## Short problem
Repeat every entry word for word, but leave the images out of your copy.

------ Materials provided

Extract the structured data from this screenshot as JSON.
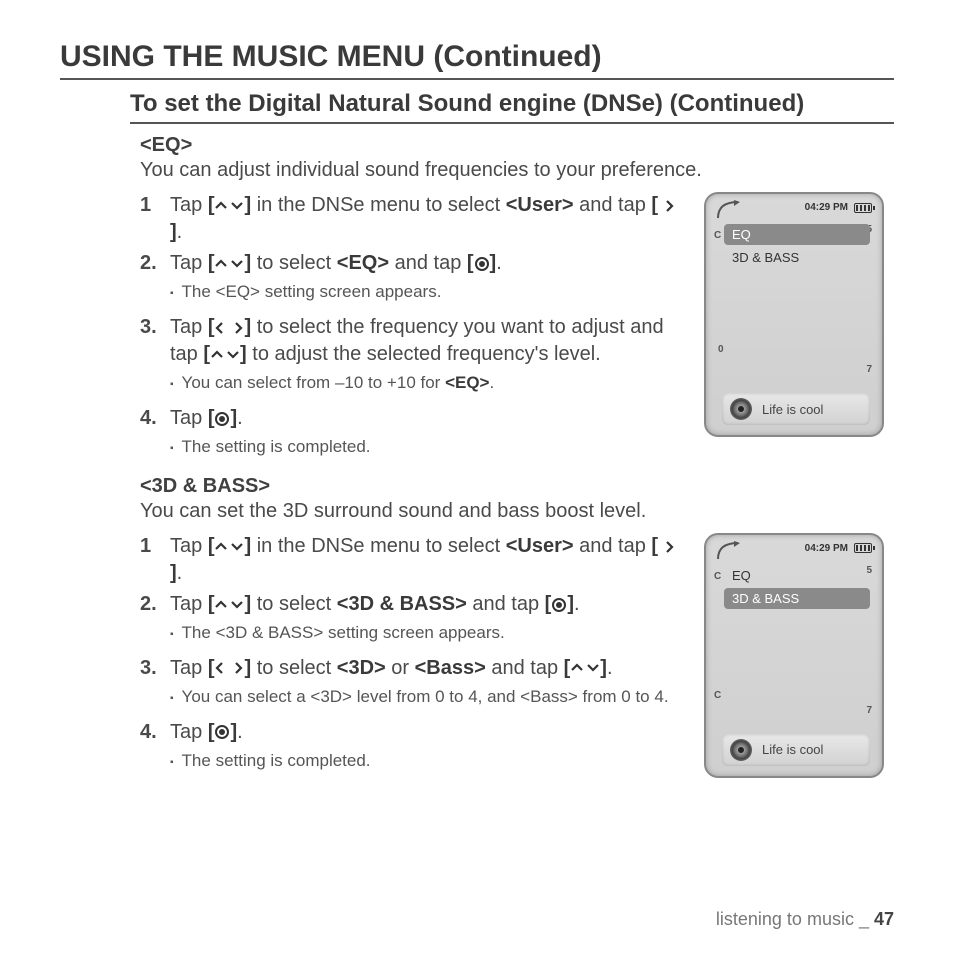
{
  "page": {
    "h1": "USING THE MUSIC MENU (Continued)",
    "h2": "To set the Digital Natural Sound engine (DNSe) (Continued)",
    "footer_section": "listening to music _ ",
    "footer_page": "47"
  },
  "eq": {
    "label": "<EQ>",
    "desc": "You can adjust individual sound frequencies to your preference.",
    "s1_a": "Tap ",
    "s1_b": " in the DNSe menu to select ",
    "s1_user": "<User>",
    "s1_c": " and tap ",
    "s1_d": ".",
    "s2_a": "Tap ",
    "s2_b": " to select ",
    "s2_eq": "<EQ>",
    "s2_c": " and tap ",
    "s2_d": ".",
    "s2_sub": "The <EQ> setting screen appears.",
    "s3_a": "Tap ",
    "s3_b": " to select the frequency you want to adjust and tap ",
    "s3_c": " to adjust the selected frequency's level.",
    "s3_sub_a": "You can select from –10 to +10 for ",
    "s3_sub_b": "<EQ>",
    "s3_sub_c": ".",
    "s4_a": "Tap ",
    "s4_b": ".",
    "s4_sub": "The setting is completed."
  },
  "bass": {
    "label": "<3D & BASS>",
    "desc": "You can set the 3D surround sound and bass boost level.",
    "s1_a": "Tap ",
    "s1_b": " in the DNSe menu to select ",
    "s1_user": "<User>",
    "s1_c": " and tap ",
    "s1_d": ".",
    "s2_a": "Tap ",
    "s2_b": " to select ",
    "s2_lbl": "<3D & BASS>",
    "s2_c": " and tap ",
    "s2_d": ".",
    "s2_sub": "The <3D & BASS> setting screen appears.",
    "s3_a": "Tap ",
    "s3_b": " to select ",
    "s3_3d": "<3D>",
    "s3_or": " or ",
    "s3_bass": "<Bass>",
    "s3_c": " and tap ",
    "s3_d": ".",
    "s3_sub": "You can select a <3D> level from 0 to 4, and <Bass> from 0 to 4.",
    "s4_a": "Tap ",
    "s4_b": ".",
    "s4_sub": "The setting is completed."
  },
  "device": {
    "clock": "04:29 PM",
    "menu_eq": "EQ",
    "menu_bass": "3D & BASS",
    "song": "Life is cool",
    "scale5": "5",
    "scale0": "0",
    "scale7": "7",
    "sideC": "C"
  },
  "nums": {
    "n1": "1",
    "n2": "2.",
    "n3": "3.",
    "n4": "4."
  }
}
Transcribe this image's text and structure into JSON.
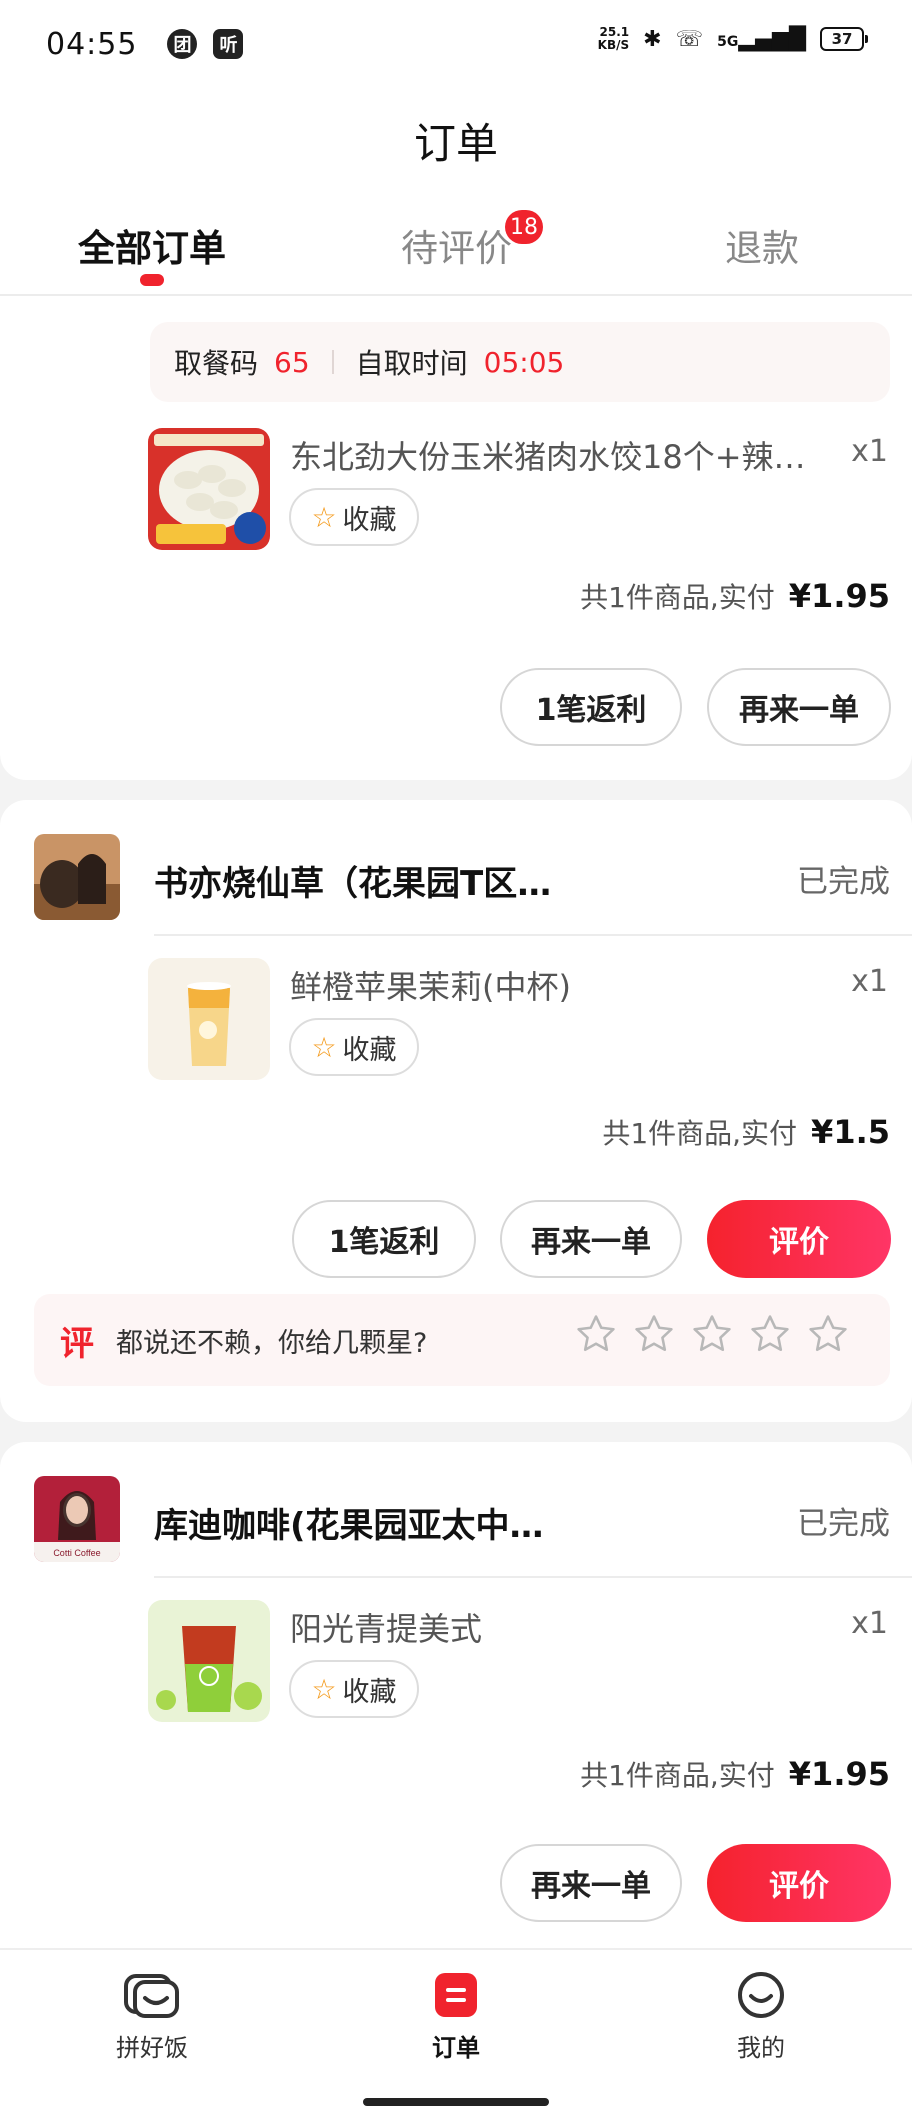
{
  "status_bar": {
    "time": "04:55",
    "app_icons": [
      "团",
      "听"
    ],
    "net_speed_value": "25.1",
    "net_speed_unit": "KB/S",
    "signal": "5G",
    "battery": "37"
  },
  "header": {
    "title": "订单",
    "tabs": [
      {
        "label": "全部订单",
        "active": true
      },
      {
        "label": "待评价",
        "badge": "18"
      },
      {
        "label": "退款"
      }
    ]
  },
  "orders": [
    {
      "pickup": {
        "code_label": "取餐码",
        "code": "65",
        "time_label": "自取时间",
        "time": "05:05"
      },
      "item": {
        "name": "东北劲大份玉米猪肉水饺18个+辣…",
        "qty": "x1",
        "fav_label": "收藏"
      },
      "total": {
        "text": "共1件商品,实付",
        "price": "¥1.95"
      },
      "buttons": {
        "rebate": "1笔返利",
        "reorder": "再来一单"
      }
    },
    {
      "shop": {
        "name": "书亦烧仙草（花果园T区…",
        "status": "已完成"
      },
      "item": {
        "name": "鲜橙苹果茉莉(中杯)",
        "qty": "x1",
        "fav_label": "收藏"
      },
      "total": {
        "text": "共1件商品,实付",
        "price": "¥1.5"
      },
      "buttons": {
        "rebate": "1笔返利",
        "reorder": "再来一单",
        "review": "评价"
      },
      "rate_prompt": {
        "tag": "评",
        "question": "都说还不赖，你给几颗星?",
        "stars": 0
      }
    },
    {
      "shop": {
        "name": "库迪咖啡(花果园亚太中…",
        "status": "已完成",
        "logo_text": "Cotti Coffee"
      },
      "item": {
        "name": "阳光青提美式",
        "qty": "x1",
        "fav_label": "收藏"
      },
      "total": {
        "text": "共1件商品,实付",
        "price": "¥1.95"
      },
      "buttons": {
        "reorder": "再来一单",
        "review": "评价"
      }
    }
  ],
  "bottom_nav": [
    {
      "label": "拼好饭",
      "icon": "pinhaofan-icon"
    },
    {
      "label": "订单",
      "icon": "order-icon",
      "active": true
    },
    {
      "label": "我的",
      "icon": "profile-icon"
    }
  ],
  "colors": {
    "accent": "#f0232d",
    "background": "#f3f3f3"
  }
}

------------

## Answer to this exercise
Extract the structured data from this screenshot as JSON.
{
  "page": {
    "h1": "USING THE MUSIC MENU (Continued)",
    "h2": "To set the Digital Natural Sound engine (DNSe) (Continued)",
    "footer_section": "listening to music _ ",
    "footer_page": "47"
  },
  "eq": {
    "label": "<EQ>",
    "desc": "You can adjust individual sound frequencies to your preference.",
    "s1_a": "Tap ",
    "s1_b": " in the DNSe menu to select ",
    "s1_user": "<User>",
    "s1_c": " and tap ",
    "s1_d": ".",
    "s2_a": "Tap ",
    "s2_b": " to select ",
    "s2_eq": "<EQ>",
    "s2_c": " and tap ",
    "s2_d": ".",
    "s2_sub": "The <EQ> setting screen appears.",
    "s3_a": "Tap ",
    "s3_b": " to select the frequency you want to adjust and tap ",
    "s3_c": " to adjust the selected frequency's level.",
    "s3_sub_a": "You can select from –10 to +10 for ",
    "s3_sub_b": "<EQ>",
    "s3_sub_c": ".",
    "s4_a": "Tap ",
    "s4_b": ".",
    "s4_sub": "The setting is completed."
  },
  "bass": {
    "label": "<3D & BASS>",
    "desc": "You can set the 3D surround sound and bass boost level.",
    "s1_a": "Tap ",
    "s1_b": " in the DNSe menu to select ",
    "s1_user": "<User>",
    "s1_c": " and tap ",
    "s1_d": ".",
    "s2_a": "Tap ",
    "s2_b": " to select ",
    "s2_lbl": "<3D & BASS>",
    "s2_c": " and tap ",
    "s2_d": ".",
    "s2_sub": "The <3D & BASS> setting screen appears.",
    "s3_a": "Tap ",
    "s3_b": " to select ",
    "s3_3d": "<3D>",
    "s3_or": " or ",
    "s3_bass": "<Bass>",
    "s3_c": " and tap ",
    "s3_d": ".",
    "s3_sub": "You can select a <3D> level from 0 to 4, and <Bass> from 0 to 4.",
    "s4_a": "Tap ",
    "s4_b": ".",
    "s4_sub": "The setting is completed."
  },
  "device": {
    "clock": "04:29 PM",
    "menu_eq": "EQ",
    "menu_bass": "3D & BASS",
    "song": "Life is cool",
    "scale5": "5",
    "scale0": "0",
    "scale7": "7",
    "sideC": "C"
  },
  "nums": {
    "n1": "1",
    "n2": "2.",
    "n3": "3.",
    "n4": "4."
  }
}
Transcribe this image's text and structure into JSON.
{
  "status_bar": {
    "time": "04:55",
    "app_icons": [
      "团",
      "听"
    ],
    "net_speed_value": "25.1",
    "net_speed_unit": "KB/S",
    "signal": "5G",
    "battery": "37"
  },
  "header": {
    "title": "订单",
    "tabs": [
      {
        "label": "全部订单",
        "active": true
      },
      {
        "label": "待评价",
        "badge": "18"
      },
      {
        "label": "退款"
      }
    ]
  },
  "orders": [
    {
      "pickup": {
        "code_label": "取餐码",
        "code": "65",
        "time_label": "自取时间",
        "time": "05:05"
      },
      "item": {
        "name": "东北劲大份玉米猪肉水饺18个+辣…",
        "qty": "x1",
        "fav_label": "收藏"
      },
      "total": {
        "text": "共1件商品,实付",
        "price": "¥1.95"
      },
      "buttons": {
        "rebate": "1笔返利",
        "reorder": "再来一单"
      }
    },
    {
      "shop": {
        "name": "书亦烧仙草（花果园T区…",
        "status": "已完成"
      },
      "item": {
        "name": "鲜橙苹果茉莉(中杯)",
        "qty": "x1",
        "fav_label": "收藏"
      },
      "total": {
        "text": "共1件商品,实付",
        "price": "¥1.5"
      },
      "buttons": {
        "rebate": "1笔返利",
        "reorder": "再来一单",
        "review": "评价"
      },
      "rate_prompt": {
        "tag": "评",
        "question": "都说还不赖，你给几颗星?",
        "stars": 0
      }
    },
    {
      "shop": {
        "name": "库迪咖啡(花果园亚太中…",
        "status": "已完成",
        "logo_text": "Cotti Coffee"
      },
      "item": {
        "name": "阳光青提美式",
        "qty": "x1",
        "fav_label": "收藏"
      },
      "total": {
        "text": "共1件商品,实付",
        "price": "¥1.95"
      },
      "buttons": {
        "reorder": "再来一单",
        "review": "评价"
      }
    }
  ],
  "bottom_nav": [
    {
      "label": "拼好饭",
      "icon": "pinhaofan-icon"
    },
    {
      "label": "订单",
      "icon": "order-icon",
      "active": true
    },
    {
      "label": "我的",
      "icon": "profile-icon"
    }
  ],
  "colors": {
    "accent": "#f0232d",
    "background": "#f3f3f3"
  }
}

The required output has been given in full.